## INPUT MATERIAL

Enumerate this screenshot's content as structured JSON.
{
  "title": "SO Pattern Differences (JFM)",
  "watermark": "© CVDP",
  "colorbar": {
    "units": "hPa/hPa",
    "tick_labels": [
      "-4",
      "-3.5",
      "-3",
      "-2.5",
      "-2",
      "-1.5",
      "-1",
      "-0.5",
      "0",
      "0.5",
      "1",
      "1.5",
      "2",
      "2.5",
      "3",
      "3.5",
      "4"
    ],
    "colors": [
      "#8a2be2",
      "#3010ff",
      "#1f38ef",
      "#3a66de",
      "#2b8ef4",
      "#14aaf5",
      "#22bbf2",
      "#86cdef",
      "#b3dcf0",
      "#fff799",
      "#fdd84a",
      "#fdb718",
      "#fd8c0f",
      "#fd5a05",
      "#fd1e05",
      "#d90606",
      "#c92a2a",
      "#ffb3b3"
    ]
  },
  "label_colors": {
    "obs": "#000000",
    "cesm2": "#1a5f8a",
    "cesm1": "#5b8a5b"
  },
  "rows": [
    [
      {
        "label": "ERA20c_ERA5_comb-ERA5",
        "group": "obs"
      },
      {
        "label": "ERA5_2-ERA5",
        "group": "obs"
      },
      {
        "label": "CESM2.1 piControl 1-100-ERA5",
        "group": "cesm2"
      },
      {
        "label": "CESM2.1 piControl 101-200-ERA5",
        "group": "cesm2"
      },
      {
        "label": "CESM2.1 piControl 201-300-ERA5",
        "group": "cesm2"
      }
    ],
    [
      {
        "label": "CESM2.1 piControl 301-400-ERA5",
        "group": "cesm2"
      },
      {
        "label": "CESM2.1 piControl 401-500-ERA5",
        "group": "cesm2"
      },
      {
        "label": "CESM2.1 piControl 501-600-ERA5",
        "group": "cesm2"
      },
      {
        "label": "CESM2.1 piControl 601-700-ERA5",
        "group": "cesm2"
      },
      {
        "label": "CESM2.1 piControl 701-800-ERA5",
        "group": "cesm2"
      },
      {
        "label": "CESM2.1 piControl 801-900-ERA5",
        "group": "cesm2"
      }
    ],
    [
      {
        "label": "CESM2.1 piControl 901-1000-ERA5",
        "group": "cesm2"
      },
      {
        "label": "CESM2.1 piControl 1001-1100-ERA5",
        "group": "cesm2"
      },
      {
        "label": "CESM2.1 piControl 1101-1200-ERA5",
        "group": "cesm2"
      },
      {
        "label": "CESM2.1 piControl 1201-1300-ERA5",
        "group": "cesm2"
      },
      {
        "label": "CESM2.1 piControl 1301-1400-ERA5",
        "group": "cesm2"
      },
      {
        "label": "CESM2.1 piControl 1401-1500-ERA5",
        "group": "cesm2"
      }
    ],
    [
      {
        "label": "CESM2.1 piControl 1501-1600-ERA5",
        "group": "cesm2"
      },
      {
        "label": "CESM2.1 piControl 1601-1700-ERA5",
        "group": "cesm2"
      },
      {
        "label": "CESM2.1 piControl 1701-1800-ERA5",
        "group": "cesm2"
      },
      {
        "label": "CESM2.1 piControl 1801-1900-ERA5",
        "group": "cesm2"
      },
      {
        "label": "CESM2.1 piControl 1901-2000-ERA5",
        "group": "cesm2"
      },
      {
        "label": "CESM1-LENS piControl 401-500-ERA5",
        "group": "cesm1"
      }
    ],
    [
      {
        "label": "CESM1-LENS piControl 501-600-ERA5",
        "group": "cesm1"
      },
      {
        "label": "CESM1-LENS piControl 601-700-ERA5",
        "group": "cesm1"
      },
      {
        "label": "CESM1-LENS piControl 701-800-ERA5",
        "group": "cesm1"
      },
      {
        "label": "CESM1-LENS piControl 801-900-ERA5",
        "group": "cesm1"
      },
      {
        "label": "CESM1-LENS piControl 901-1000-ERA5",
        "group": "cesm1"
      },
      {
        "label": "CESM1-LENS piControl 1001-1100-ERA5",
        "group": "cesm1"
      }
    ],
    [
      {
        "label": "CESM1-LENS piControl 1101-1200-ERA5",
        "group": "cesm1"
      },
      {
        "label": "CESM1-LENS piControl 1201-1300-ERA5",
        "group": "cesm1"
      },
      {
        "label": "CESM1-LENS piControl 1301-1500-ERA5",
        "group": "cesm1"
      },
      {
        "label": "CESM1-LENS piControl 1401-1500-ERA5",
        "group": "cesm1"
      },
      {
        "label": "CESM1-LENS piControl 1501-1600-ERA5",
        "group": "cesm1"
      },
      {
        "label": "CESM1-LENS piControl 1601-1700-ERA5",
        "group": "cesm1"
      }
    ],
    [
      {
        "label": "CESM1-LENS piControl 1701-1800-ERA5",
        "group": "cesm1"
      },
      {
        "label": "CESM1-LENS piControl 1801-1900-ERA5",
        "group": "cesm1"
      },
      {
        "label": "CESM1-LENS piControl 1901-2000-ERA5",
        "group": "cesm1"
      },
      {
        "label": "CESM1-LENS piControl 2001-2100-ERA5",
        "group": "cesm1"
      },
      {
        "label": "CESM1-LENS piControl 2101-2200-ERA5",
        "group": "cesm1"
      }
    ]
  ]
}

## TASK
Quote the material exactly, leaving nothing out.

## ANSWER TO THE TASK
Enumerate this screenshot's content as structured JSON.
{
  "title": "SO Pattern Differences (JFM)",
  "watermark": "© CVDP",
  "colorbar": {
    "units": "hPa/hPa",
    "tick_labels": [
      "-4",
      "-3.5",
      "-3",
      "-2.5",
      "-2",
      "-1.5",
      "-1",
      "-0.5",
      "0",
      "0.5",
      "1",
      "1.5",
      "2",
      "2.5",
      "3",
      "3.5",
      "4"
    ],
    "colors": [
      "#8a2be2",
      "#3010ff",
      "#1f38ef",
      "#3a66de",
      "#2b8ef4",
      "#14aaf5",
      "#22bbf2",
      "#86cdef",
      "#b3dcf0",
      "#fff799",
      "#fdd84a",
      "#fdb718",
      "#fd8c0f",
      "#fd5a05",
      "#fd1e05",
      "#d90606",
      "#c92a2a",
      "#ffb3b3"
    ]
  },
  "label_colors": {
    "obs": "#000000",
    "cesm2": "#1a5f8a",
    "cesm1": "#5b8a5b"
  },
  "rows": [
    [
      {
        "label": "ERA20c_ERA5_comb-ERA5",
        "group": "obs"
      },
      {
        "label": "ERA5_2-ERA5",
        "group": "obs"
      },
      {
        "label": "CESM2.1 piControl 1-100-ERA5",
        "group": "cesm2"
      },
      {
        "label": "CESM2.1 piControl 101-200-ERA5",
        "group": "cesm2"
      },
      {
        "label": "CESM2.1 piControl 201-300-ERA5",
        "group": "cesm2"
      }
    ],
    [
      {
        "label": "CESM2.1 piControl 301-400-ERA5",
        "group": "cesm2"
      },
      {
        "label": "CESM2.1 piControl 401-500-ERA5",
        "group": "cesm2"
      },
      {
        "label": "CESM2.1 piControl 501-600-ERA5",
        "group": "cesm2"
      },
      {
        "label": "CESM2.1 piControl 601-700-ERA5",
        "group": "cesm2"
      },
      {
        "label": "CESM2.1 piControl 701-800-ERA5",
        "group": "cesm2"
      },
      {
        "label": "CESM2.1 piControl 801-900-ERA5",
        "group": "cesm2"
      }
    ],
    [
      {
        "label": "CESM2.1 piControl 901-1000-ERA5",
        "group": "cesm2"
      },
      {
        "label": "CESM2.1 piControl 1001-1100-ERA5",
        "group": "cesm2"
      },
      {
        "label": "CESM2.1 piControl 1101-1200-ERA5",
        "group": "cesm2"
      },
      {
        "label": "CESM2.1 piControl 1201-1300-ERA5",
        "group": "cesm2"
      },
      {
        "label": "CESM2.1 piControl 1301-1400-ERA5",
        "group": "cesm2"
      },
      {
        "label": "CESM2.1 piControl 1401-1500-ERA5",
        "group": "cesm2"
      }
    ],
    [
      {
        "label": "CESM2.1 piControl 1501-1600-ERA5",
        "group": "cesm2"
      },
      {
        "label": "CESM2.1 piControl 1601-1700-ERA5",
        "group": "cesm2"
      },
      {
        "label": "CESM2.1 piControl 1701-1800-ERA5",
        "group": "cesm2"
      },
      {
        "label": "CESM2.1 piControl 1801-1900-ERA5",
        "group": "cesm2"
      },
      {
        "label": "CESM2.1 piControl 1901-2000-ERA5",
        "group": "cesm2"
      },
      {
        "label": "CESM1-LENS piControl 401-500-ERA5",
        "group": "cesm1"
      }
    ],
    [
      {
        "label": "CESM1-LENS piControl 501-600-ERA5",
        "group": "cesm1"
      },
      {
        "label": "CESM1-LENS piControl 601-700-ERA5",
        "group": "cesm1"
      },
      {
        "label": "CESM1-LENS piControl 701-800-ERA5",
        "group": "cesm1"
      },
      {
        "label": "CESM1-LENS piControl 801-900-ERA5",
        "group": "cesm1"
      },
      {
        "label": "CESM1-LENS piControl 901-1000-ERA5",
        "group": "cesm1"
      },
      {
        "label": "CESM1-LENS piControl 1001-1100-ERA5",
        "group": "cesm1"
      }
    ],
    [
      {
        "label": "CESM1-LENS piControl 1101-1200-ERA5",
        "group": "cesm1"
      },
      {
        "label": "CESM1-LENS piControl 1201-1300-ERA5",
        "group": "cesm1"
      },
      {
        "label": "CESM1-LENS piControl 1301-1500-ERA5",
        "group": "cesm1"
      },
      {
        "label": "CESM1-LENS piControl 1401-1500-ERA5",
        "group": "cesm1"
      },
      {
        "label": "CESM1-LENS piControl 1501-1600-ERA5",
        "group": "cesm1"
      },
      {
        "label": "CESM1-LENS piControl 1601-1700-ERA5",
        "group": "cesm1"
      }
    ],
    [
      {
        "label": "CESM1-LENS piControl 1701-1800-ERA5",
        "group": "cesm1"
      },
      {
        "label": "CESM1-LENS piControl 1801-1900-ERA5",
        "group": "cesm1"
      },
      {
        "label": "CESM1-LENS piControl 1901-2000-ERA5",
        "group": "cesm1"
      },
      {
        "label": "CESM1-LENS piControl 2001-2100-ERA5",
        "group": "cesm1"
      },
      {
        "label": "CESM1-LENS piControl 2101-2200-ERA5",
        "group": "cesm1"
      }
    ]
  ]
}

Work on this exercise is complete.